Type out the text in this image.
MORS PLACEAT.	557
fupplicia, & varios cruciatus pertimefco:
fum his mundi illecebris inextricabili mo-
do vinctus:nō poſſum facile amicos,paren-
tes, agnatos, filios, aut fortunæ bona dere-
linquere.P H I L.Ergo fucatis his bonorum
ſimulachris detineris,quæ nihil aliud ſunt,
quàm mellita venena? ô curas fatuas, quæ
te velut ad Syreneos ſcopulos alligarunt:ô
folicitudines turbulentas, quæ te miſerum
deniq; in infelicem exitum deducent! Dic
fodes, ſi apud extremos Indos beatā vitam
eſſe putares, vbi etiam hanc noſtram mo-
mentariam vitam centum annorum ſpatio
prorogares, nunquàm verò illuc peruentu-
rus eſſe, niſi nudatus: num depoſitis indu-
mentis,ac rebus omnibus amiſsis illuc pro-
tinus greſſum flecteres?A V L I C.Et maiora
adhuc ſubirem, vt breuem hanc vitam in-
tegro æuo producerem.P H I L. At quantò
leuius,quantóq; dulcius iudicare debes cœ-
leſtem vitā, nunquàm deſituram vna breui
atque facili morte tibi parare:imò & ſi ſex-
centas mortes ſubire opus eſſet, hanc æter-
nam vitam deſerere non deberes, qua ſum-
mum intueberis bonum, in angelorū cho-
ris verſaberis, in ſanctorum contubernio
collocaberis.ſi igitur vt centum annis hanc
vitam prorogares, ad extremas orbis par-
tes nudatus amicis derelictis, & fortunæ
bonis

################

Written problem:
Make a verbatim copy of every entry shown above.

Task response:
Type out the text in this image.
MORS PLACEAT.	557
fupplicia, & varios cruciatus pertimefco:
fum his mundi illecebris inextricabili mo-
do vinctus:nō poſſum facile amicos,paren-
tes, agnatos, filios, aut fortunæ bona dere-
linquere.P H I L.Ergo fucatis his bonorum
ſimulachris detineris,quæ nihil aliud ſunt,
quàm mellita venena? ô curas fatuas, quæ
te velut ad Syreneos ſcopulos alligarunt:ô
folicitudines turbulentas, quæ te miſerum
deniq; in infelicem exitum deducent! Dic
fodes, ſi apud extremos Indos beatā vitam
eſſe putares, vbi etiam hanc noſtram mo-
mentariam vitam centum annorum ſpatio
prorogares, nunquàm verò illuc peruentu-
rus eſſe, niſi nudatus: num depoſitis indu-
mentis,ac rebus omnibus amiſsis illuc pro-
tinus greſſum flecteres?A V L I C.Et maiora
adhuc ſubirem, vt breuem hanc vitam in-
tegro æuo producerem.P H I L. At quantò
leuius,quantóq; dulcius iudicare debes cœ-
leſtem vitā, nunquàm deſituram vna breui
atque facili morte tibi parare:imò & ſi ſex-
centas mortes ſubire opus eſſet, hanc æter-
nam vitam deſerere non deberes, qua ſum-
mum intueberis bonum, in angelorū cho-
ris verſaberis, in ſanctorum contubernio
collocaberis.ſi igitur vt centum annis hanc
vitam prorogares, ad extremas orbis par-
tes nudatus amicis derelictis, & fortunæ
bonis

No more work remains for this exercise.